- [Problem requirements]: Gather the lines below that include the string "både", copying each in full.

Stored data
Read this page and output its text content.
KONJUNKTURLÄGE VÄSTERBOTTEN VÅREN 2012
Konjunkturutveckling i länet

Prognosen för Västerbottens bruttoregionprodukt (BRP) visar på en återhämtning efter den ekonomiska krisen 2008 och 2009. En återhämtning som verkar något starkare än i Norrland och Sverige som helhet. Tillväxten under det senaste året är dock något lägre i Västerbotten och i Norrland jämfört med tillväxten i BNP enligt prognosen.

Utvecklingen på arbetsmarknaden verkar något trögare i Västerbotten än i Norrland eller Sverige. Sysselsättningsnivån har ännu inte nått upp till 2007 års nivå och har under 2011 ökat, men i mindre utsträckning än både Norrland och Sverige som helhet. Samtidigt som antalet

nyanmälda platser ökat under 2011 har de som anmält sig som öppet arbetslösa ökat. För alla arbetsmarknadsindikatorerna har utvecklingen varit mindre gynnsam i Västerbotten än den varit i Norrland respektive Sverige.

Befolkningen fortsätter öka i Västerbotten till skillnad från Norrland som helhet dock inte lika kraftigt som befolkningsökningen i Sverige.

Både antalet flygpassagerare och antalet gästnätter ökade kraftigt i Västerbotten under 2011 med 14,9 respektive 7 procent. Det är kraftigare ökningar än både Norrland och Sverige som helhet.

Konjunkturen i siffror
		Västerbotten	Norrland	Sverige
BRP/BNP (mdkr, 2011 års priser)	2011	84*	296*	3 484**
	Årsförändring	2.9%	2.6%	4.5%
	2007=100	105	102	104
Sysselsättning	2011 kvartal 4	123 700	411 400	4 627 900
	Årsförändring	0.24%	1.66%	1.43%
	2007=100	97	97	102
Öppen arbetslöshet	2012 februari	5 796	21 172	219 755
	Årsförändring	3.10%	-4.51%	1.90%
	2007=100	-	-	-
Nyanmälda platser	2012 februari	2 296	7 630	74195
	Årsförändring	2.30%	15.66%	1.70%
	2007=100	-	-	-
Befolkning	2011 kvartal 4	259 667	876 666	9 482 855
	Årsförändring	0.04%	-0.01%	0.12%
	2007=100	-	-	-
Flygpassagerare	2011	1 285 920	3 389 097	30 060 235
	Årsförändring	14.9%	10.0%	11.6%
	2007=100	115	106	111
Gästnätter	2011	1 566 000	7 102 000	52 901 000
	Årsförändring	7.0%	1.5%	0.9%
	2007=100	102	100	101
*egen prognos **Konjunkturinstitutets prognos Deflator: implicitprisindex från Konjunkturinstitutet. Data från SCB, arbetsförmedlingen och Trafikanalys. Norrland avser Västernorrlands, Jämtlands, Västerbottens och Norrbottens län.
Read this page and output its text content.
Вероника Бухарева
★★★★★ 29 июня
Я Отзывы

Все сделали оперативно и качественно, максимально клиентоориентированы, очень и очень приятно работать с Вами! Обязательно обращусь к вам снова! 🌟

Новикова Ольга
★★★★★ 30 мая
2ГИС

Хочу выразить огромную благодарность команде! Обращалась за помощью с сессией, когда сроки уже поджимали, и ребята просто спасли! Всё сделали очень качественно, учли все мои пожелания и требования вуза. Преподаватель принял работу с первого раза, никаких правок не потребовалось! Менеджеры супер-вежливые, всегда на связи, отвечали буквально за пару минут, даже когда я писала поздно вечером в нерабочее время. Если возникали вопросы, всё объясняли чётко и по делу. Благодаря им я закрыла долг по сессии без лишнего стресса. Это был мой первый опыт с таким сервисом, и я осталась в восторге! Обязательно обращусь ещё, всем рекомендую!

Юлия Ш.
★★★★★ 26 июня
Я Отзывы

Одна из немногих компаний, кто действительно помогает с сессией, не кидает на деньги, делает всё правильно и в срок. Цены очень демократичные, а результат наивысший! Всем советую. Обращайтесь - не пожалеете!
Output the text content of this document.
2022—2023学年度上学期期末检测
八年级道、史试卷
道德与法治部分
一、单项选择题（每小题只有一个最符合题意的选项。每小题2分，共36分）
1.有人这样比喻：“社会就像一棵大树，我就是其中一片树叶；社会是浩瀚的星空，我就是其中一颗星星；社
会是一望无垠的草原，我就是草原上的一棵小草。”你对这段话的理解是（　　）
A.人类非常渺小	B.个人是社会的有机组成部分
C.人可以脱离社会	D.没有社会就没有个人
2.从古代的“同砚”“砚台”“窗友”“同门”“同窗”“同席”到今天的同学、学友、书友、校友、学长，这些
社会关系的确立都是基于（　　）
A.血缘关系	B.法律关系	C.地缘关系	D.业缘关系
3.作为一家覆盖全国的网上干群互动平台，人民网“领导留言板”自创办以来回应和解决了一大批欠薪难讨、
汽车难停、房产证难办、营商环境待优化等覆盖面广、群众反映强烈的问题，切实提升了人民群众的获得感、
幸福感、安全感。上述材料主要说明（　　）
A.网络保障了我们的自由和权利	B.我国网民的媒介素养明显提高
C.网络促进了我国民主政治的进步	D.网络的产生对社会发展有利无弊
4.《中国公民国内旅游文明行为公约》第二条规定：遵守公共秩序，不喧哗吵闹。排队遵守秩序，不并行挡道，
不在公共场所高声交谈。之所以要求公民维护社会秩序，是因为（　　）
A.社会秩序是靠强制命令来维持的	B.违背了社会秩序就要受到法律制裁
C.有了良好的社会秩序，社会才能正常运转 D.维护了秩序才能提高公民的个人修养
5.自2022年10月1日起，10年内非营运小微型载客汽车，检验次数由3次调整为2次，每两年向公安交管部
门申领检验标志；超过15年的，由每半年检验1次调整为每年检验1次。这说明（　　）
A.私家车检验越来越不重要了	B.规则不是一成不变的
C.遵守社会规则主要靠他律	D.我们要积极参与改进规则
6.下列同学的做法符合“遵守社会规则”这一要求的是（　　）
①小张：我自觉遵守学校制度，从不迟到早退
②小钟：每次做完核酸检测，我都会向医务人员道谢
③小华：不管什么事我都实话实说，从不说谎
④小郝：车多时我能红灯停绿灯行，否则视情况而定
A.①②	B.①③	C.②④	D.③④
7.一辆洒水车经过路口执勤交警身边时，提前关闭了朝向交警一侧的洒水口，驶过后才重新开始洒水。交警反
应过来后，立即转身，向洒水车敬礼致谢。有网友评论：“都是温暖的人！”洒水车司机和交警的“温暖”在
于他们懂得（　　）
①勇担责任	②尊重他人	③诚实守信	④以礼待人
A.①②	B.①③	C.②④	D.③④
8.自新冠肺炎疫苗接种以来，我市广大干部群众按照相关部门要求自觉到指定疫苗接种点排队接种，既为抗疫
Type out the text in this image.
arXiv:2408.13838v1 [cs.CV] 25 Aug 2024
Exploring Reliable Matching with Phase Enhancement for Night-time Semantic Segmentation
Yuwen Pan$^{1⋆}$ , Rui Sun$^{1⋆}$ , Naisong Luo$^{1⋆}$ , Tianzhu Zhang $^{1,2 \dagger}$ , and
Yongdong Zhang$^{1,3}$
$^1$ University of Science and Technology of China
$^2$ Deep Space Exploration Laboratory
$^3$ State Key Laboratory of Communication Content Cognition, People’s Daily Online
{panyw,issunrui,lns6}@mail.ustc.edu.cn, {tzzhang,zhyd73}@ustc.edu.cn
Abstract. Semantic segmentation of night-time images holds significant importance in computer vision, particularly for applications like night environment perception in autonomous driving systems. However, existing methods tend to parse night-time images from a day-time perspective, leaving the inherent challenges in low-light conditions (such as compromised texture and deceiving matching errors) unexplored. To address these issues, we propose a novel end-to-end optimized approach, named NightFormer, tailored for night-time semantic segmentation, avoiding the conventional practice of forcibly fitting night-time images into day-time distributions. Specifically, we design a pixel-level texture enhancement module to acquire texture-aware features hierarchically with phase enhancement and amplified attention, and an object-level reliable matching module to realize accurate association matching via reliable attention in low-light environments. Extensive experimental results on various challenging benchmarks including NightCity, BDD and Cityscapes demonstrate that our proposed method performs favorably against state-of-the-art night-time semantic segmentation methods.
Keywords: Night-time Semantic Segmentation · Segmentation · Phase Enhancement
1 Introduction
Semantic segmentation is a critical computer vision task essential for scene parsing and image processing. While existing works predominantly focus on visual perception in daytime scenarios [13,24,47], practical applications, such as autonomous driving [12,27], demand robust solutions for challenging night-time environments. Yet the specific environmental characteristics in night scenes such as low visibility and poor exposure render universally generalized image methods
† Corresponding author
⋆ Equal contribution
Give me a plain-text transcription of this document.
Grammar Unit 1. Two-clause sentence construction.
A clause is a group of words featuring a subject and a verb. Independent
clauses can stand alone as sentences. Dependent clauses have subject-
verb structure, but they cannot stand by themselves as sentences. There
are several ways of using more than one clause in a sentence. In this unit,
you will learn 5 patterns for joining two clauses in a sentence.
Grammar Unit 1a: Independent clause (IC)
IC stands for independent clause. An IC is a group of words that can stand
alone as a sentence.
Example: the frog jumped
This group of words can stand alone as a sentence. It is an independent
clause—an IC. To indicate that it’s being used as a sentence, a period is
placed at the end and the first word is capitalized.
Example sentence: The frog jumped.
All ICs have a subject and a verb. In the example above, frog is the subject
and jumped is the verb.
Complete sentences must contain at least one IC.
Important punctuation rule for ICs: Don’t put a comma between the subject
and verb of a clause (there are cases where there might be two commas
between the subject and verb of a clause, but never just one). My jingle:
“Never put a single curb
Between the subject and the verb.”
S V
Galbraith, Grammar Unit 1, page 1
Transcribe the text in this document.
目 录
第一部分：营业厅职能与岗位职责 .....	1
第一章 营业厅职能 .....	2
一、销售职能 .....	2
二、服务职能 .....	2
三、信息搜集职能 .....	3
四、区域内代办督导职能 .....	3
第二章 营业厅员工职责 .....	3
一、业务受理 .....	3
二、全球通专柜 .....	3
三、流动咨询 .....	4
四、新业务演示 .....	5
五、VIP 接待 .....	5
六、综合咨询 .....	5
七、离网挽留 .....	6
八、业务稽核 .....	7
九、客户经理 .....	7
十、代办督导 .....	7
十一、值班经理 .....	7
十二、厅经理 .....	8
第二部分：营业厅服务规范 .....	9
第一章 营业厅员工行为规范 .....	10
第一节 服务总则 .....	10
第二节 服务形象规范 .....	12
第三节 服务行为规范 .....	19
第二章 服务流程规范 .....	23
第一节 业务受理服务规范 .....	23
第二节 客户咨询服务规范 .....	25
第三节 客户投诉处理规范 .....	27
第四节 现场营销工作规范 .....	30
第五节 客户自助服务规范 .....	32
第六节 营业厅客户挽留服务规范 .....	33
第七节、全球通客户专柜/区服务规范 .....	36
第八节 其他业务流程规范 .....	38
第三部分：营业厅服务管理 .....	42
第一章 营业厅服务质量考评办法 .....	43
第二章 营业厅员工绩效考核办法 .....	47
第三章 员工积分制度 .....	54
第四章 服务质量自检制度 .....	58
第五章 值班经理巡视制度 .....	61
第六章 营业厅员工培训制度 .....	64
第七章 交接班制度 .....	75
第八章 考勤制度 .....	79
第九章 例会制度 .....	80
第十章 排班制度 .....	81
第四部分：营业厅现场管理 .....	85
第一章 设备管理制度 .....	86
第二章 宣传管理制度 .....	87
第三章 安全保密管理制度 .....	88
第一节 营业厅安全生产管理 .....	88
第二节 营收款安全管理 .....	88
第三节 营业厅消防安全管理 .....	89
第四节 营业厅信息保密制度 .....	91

- [The result]:
Utvecklingen på arbetsmarknaden verkar något trögare i Västerbotten än i Norrland eller Sverige. Sysselsättningsnivån har ännu inte nått upp till 2007 års nivå och har under 2011 ökat, men i mindre utsträckning än både Norrland och Sverige som helhet. Samtidigt som antalet
Både antalet flygpassagerare och antalet gästnätter ökade kraftigt i Västerbotten under 2011 med 14,9 respektive 7 procent. Det är kraftigare ökningar än både Norrland och Sverige som helhet.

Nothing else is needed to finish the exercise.